Task prompt |
Write out every line of the records below without changing anything.

Stored data |
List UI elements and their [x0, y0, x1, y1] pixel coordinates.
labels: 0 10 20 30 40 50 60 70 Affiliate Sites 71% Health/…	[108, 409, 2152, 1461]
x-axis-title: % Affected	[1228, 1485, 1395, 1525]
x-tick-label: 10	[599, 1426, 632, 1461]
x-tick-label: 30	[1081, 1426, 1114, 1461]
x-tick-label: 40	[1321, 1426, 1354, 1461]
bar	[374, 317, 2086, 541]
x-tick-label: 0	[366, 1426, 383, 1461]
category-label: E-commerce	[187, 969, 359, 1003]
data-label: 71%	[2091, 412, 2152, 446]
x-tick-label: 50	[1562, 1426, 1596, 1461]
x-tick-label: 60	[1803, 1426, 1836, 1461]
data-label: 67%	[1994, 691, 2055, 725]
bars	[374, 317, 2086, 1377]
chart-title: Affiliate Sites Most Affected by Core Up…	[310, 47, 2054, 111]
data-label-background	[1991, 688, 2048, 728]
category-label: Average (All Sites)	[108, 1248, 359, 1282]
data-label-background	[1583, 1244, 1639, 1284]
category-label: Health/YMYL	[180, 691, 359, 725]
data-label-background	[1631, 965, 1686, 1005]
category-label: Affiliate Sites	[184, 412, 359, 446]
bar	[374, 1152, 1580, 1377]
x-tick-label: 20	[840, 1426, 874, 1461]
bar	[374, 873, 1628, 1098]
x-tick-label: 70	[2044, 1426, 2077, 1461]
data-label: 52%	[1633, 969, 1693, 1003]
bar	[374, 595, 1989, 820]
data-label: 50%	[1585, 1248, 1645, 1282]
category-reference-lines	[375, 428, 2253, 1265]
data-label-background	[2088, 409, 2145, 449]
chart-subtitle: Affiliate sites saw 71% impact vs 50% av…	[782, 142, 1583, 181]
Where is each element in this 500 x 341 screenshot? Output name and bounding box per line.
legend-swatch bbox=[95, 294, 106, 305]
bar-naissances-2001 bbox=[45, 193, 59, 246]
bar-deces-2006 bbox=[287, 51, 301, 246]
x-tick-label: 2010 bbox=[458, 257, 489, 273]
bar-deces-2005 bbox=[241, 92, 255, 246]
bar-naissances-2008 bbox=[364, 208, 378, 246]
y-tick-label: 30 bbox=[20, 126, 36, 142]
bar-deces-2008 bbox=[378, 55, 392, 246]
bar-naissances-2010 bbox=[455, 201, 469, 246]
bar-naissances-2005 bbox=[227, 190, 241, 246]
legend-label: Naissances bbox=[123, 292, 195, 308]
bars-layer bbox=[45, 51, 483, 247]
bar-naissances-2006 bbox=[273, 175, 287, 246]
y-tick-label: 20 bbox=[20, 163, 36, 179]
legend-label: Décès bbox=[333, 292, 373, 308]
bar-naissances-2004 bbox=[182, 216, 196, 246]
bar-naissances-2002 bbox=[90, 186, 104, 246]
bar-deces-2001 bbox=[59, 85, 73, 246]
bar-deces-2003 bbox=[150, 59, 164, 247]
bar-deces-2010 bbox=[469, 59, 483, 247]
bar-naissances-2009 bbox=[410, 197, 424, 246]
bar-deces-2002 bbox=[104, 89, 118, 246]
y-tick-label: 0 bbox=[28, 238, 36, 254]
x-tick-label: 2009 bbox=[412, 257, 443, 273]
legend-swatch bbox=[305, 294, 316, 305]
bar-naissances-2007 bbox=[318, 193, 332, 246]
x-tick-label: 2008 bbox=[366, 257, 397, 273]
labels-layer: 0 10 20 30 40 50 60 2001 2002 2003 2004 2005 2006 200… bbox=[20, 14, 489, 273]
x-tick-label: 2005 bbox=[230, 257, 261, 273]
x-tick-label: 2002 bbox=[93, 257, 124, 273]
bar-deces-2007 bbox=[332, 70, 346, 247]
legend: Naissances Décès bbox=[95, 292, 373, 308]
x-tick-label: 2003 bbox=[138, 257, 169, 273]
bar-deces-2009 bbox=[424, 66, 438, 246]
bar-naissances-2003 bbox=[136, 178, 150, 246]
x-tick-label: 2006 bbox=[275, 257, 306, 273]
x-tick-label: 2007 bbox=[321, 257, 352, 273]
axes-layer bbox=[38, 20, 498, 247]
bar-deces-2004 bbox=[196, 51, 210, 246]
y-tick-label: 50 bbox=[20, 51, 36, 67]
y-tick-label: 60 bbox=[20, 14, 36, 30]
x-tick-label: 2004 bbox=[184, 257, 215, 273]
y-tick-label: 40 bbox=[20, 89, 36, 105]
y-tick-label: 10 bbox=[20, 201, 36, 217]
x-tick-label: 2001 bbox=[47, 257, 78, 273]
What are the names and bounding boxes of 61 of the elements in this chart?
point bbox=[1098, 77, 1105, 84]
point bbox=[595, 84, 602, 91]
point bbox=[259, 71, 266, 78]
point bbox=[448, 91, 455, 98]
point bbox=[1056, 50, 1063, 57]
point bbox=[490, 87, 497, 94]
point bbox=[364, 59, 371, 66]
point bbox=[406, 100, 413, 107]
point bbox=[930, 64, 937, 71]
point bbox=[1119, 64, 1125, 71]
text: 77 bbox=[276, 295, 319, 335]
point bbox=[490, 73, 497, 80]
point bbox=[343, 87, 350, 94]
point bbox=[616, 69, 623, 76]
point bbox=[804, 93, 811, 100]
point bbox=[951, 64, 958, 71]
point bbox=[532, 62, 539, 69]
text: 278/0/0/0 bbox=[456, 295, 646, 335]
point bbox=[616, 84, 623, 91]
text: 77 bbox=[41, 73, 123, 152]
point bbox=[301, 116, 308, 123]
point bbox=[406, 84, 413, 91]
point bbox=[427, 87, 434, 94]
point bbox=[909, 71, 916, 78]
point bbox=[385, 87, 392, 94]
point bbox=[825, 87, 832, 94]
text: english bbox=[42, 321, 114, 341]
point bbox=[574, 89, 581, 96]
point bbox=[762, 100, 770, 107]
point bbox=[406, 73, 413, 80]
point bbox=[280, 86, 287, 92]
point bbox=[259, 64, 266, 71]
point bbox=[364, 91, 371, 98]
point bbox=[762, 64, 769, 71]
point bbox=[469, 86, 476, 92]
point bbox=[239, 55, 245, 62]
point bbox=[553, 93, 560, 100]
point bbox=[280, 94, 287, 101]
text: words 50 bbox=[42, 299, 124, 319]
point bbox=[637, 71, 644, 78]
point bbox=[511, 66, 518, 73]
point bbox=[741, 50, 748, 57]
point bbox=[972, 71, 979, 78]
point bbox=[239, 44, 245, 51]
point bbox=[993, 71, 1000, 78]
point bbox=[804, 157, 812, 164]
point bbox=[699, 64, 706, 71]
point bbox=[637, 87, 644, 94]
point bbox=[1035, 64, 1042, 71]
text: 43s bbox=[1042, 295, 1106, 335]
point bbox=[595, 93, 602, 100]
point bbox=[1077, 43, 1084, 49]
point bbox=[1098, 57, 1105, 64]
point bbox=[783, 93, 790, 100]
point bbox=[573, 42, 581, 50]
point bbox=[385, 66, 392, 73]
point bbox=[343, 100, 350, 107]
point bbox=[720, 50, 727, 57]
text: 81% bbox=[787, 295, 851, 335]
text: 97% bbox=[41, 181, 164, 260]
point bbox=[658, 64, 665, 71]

Task result |
List UI elements and their [x0, y0, x1, y1] pixel coordinates.
labels: 0 10 20 30 40 50 60 70 Affiliate Sites 71% Health/…	[108, 409, 2152, 1461]
x-axis-title: % Affected	[1228, 1485, 1395, 1525]
x-tick-label: 10	[599, 1426, 632, 1461]
x-tick-label: 30	[1081, 1426, 1114, 1461]
x-tick-label: 40	[1321, 1426, 1354, 1461]
bar	[374, 317, 2086, 541]
x-tick-label: 0	[366, 1426, 383, 1461]
category-label: E-commerce	[187, 969, 359, 1003]
data-label: 71%	[2091, 412, 2152, 446]
x-tick-label: 50	[1562, 1426, 1596, 1461]
x-tick-label: 60	[1803, 1426, 1836, 1461]
data-label: 67%	[1994, 691, 2055, 725]
bars	[374, 317, 2086, 1377]
chart-title: Affiliate Sites Most Affected by Core Up…	[310, 47, 2054, 111]
data-label-background	[1991, 688, 2048, 728]
category-label: Average (All Sites)	[108, 1248, 359, 1282]
data-label-background	[1583, 1244, 1639, 1284]
category-label: Health/YMYL	[180, 691, 359, 725]
data-label-background	[1631, 965, 1686, 1005]
category-label: Affiliate Sites	[184, 412, 359, 446]
bar	[374, 1152, 1580, 1377]
x-tick-label: 20	[840, 1426, 874, 1461]
bar	[374, 873, 1628, 1098]
x-tick-label: 70	[2044, 1426, 2077, 1461]
data-label: 52%	[1633, 969, 1693, 1003]
bar	[374, 595, 1989, 820]
data-label: 50%	[1585, 1248, 1645, 1282]
category-reference-lines	[375, 428, 2253, 1265]
data-label-background	[2088, 409, 2145, 449]
chart-subtitle: Affiliate sites saw 71% impact vs 50% av…	[782, 142, 1583, 181]
Where is each element in this 500 x 341 screenshot? Output name and bounding box per line.
legend-swatch bbox=[95, 294, 106, 305]
bar-naissances-2001 bbox=[45, 193, 59, 246]
bar-deces-2006 bbox=[287, 51, 301, 246]
x-tick-label: 2010 bbox=[458, 257, 489, 273]
bar-deces-2005 bbox=[241, 92, 255, 246]
bar-naissances-2008 bbox=[364, 208, 378, 246]
y-tick-label: 30 bbox=[20, 126, 36, 142]
bar-deces-2008 bbox=[378, 55, 392, 246]
bar-naissances-2010 bbox=[455, 201, 469, 246]
bar-naissances-2005 bbox=[227, 190, 241, 246]
legend-label: Naissances bbox=[123, 292, 195, 308]
bars-layer bbox=[45, 51, 483, 247]
bar-naissances-2006 bbox=[273, 175, 287, 246]
y-tick-label: 20 bbox=[20, 163, 36, 179]
legend-label: Décès bbox=[333, 292, 373, 308]
bar-naissances-2004 bbox=[182, 216, 196, 246]
bar-naissances-2002 bbox=[90, 186, 104, 246]
bar-deces-2001 bbox=[59, 85, 73, 246]
bar-deces-2003 bbox=[150, 59, 164, 247]
bar-deces-2010 bbox=[469, 59, 483, 247]
bar-naissances-2009 bbox=[410, 197, 424, 246]
bar-deces-2002 bbox=[104, 89, 118, 246]
y-tick-label: 0 bbox=[28, 238, 36, 254]
x-tick-label: 2009 bbox=[412, 257, 443, 273]
legend-swatch bbox=[305, 294, 316, 305]
bar-naissances-2007 bbox=[318, 193, 332, 246]
x-tick-label: 2008 bbox=[366, 257, 397, 273]
labels-layer: 0 10 20 30 40 50 60 2001 2002 2003 2004 2005 2006 200… bbox=[20, 14, 489, 273]
x-tick-label: 2005 bbox=[230, 257, 261, 273]
x-tick-label: 2002 bbox=[93, 257, 124, 273]
bar-deces-2007 bbox=[332, 70, 346, 247]
legend: Naissances Décès bbox=[95, 292, 373, 308]
x-tick-label: 2003 bbox=[138, 257, 169, 273]
bar-deces-2009 bbox=[424, 66, 438, 246]
bar-naissances-2003 bbox=[136, 178, 150, 246]
x-tick-label: 2006 bbox=[275, 257, 306, 273]
x-tick-label: 2007 bbox=[321, 257, 352, 273]
axes-layer bbox=[38, 20, 498, 247]
bar-deces-2004 bbox=[196, 51, 210, 246]
y-tick-label: 50 bbox=[20, 51, 36, 67]
y-tick-label: 60 bbox=[20, 14, 36, 30]
x-tick-label: 2004 bbox=[184, 257, 215, 273]
y-tick-label: 40 bbox=[20, 89, 36, 105]
y-tick-label: 10 bbox=[20, 201, 36, 217]
x-tick-label: 2001 bbox=[47, 257, 78, 273]
What are the names and bounding boxes of 61 of the elements in this chart?
point bbox=[1098, 77, 1105, 84]
point bbox=[595, 84, 602, 91]
point bbox=[259, 71, 266, 78]
point bbox=[448, 91, 455, 98]
point bbox=[1056, 50, 1063, 57]
point bbox=[490, 87, 497, 94]
point bbox=[364, 59, 371, 66]
point bbox=[406, 100, 413, 107]
point bbox=[930, 64, 937, 71]
point bbox=[1119, 64, 1125, 71]
text: 77 bbox=[276, 295, 319, 335]
point bbox=[490, 73, 497, 80]
point bbox=[343, 87, 350, 94]
point bbox=[616, 69, 623, 76]
point bbox=[804, 93, 811, 100]
point bbox=[951, 64, 958, 71]
point bbox=[532, 62, 539, 69]
text: 278/0/0/0 bbox=[456, 295, 646, 335]
point bbox=[616, 84, 623, 91]
text: 77 bbox=[41, 73, 123, 152]
point bbox=[301, 116, 308, 123]
point bbox=[406, 84, 413, 91]
point bbox=[427, 87, 434, 94]
point bbox=[909, 71, 916, 78]
point bbox=[385, 87, 392, 94]
point bbox=[825, 87, 832, 94]
text: english bbox=[42, 321, 114, 341]
point bbox=[574, 89, 581, 96]
point bbox=[762, 100, 770, 107]
point bbox=[406, 73, 413, 80]
point bbox=[280, 86, 287, 92]
point bbox=[259, 64, 266, 71]
point bbox=[364, 91, 371, 98]
point bbox=[762, 64, 769, 71]
point bbox=[469, 86, 476, 92]
point bbox=[239, 55, 245, 62]
point bbox=[553, 93, 560, 100]
point bbox=[280, 94, 287, 101]
text: words 50 bbox=[42, 299, 124, 319]
point bbox=[637, 71, 644, 78]
point bbox=[511, 66, 518, 73]
point bbox=[741, 50, 748, 57]
point bbox=[972, 71, 979, 78]
point bbox=[239, 44, 245, 51]
point bbox=[993, 71, 1000, 78]
point bbox=[804, 157, 812, 164]
point bbox=[699, 64, 706, 71]
point bbox=[637, 87, 644, 94]
point bbox=[1035, 64, 1042, 71]
text: 43s bbox=[1042, 295, 1106, 335]
point bbox=[595, 93, 602, 100]
point bbox=[1077, 43, 1084, 49]
point bbox=[1098, 57, 1105, 64]
point bbox=[783, 93, 790, 100]
point bbox=[573, 42, 581, 50]
point bbox=[385, 66, 392, 73]
point bbox=[343, 100, 350, 107]
point bbox=[720, 50, 727, 57]
text: 81% bbox=[787, 295, 851, 335]
text: 97% bbox=[41, 181, 164, 260]
point bbox=[658, 64, 665, 71]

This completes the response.